◆ Task objective: How many of the lines below have the word "civets" in them? The answer is that number and nothing more.

(Document layout detection data)

_ _ _ _

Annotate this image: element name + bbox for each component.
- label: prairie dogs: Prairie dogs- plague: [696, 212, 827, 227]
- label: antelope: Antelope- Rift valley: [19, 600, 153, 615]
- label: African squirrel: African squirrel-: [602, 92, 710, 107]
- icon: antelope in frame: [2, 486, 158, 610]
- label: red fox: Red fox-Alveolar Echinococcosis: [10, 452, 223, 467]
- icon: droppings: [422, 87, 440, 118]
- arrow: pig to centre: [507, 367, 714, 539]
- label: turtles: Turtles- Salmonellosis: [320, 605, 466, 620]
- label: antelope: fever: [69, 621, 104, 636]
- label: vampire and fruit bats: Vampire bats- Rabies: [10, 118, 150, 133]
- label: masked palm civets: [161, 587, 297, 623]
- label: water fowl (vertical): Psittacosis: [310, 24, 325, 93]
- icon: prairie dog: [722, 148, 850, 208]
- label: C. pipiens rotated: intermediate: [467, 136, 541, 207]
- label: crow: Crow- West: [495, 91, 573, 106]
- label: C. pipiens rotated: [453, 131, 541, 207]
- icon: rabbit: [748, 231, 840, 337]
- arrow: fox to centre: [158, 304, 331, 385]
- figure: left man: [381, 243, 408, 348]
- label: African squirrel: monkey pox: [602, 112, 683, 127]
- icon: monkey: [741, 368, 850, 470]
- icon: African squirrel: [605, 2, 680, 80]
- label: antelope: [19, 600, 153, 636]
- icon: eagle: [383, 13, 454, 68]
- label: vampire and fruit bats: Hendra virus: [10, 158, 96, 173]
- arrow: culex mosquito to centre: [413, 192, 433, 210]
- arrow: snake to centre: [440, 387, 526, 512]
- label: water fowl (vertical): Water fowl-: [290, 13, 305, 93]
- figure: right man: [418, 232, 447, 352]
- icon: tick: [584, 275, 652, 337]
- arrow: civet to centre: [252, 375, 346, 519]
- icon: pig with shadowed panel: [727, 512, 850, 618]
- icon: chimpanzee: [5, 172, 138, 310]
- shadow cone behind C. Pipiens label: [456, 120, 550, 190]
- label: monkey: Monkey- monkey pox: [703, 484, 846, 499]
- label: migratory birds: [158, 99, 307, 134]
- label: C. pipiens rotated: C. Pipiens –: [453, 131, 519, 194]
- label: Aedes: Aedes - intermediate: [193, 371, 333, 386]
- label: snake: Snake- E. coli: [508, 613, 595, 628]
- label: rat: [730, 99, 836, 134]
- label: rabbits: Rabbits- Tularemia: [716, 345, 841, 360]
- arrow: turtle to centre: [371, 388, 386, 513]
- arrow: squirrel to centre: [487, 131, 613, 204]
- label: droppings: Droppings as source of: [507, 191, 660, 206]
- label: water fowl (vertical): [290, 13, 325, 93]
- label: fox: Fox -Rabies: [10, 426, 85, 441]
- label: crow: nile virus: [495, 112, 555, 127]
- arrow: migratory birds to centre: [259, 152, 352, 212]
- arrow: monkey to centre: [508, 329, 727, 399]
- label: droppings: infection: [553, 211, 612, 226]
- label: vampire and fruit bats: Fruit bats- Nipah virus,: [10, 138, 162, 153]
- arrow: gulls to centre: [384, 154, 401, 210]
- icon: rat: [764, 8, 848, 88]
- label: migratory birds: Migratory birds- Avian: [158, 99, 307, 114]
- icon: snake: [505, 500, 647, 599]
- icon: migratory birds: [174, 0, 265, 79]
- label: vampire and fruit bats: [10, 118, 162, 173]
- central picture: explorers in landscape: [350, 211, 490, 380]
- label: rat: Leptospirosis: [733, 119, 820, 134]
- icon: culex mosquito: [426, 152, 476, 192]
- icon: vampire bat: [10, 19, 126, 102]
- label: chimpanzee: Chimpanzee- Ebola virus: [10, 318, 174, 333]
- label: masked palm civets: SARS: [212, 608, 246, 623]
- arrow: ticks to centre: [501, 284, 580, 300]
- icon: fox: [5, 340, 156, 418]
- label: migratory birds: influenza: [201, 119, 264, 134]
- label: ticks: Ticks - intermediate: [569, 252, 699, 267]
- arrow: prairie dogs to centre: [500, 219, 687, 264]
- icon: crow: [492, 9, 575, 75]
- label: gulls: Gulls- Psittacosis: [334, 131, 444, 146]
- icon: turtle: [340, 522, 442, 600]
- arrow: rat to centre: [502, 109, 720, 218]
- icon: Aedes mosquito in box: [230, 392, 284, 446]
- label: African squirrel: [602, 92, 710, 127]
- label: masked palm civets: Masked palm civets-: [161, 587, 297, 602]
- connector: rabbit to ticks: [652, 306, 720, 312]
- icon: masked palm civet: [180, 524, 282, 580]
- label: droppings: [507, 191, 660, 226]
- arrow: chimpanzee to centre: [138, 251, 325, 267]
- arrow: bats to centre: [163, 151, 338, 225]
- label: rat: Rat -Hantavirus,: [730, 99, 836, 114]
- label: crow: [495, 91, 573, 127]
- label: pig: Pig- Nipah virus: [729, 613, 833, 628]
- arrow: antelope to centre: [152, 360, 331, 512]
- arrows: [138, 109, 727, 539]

_ _ _ _

◆ Response to the exercise: 3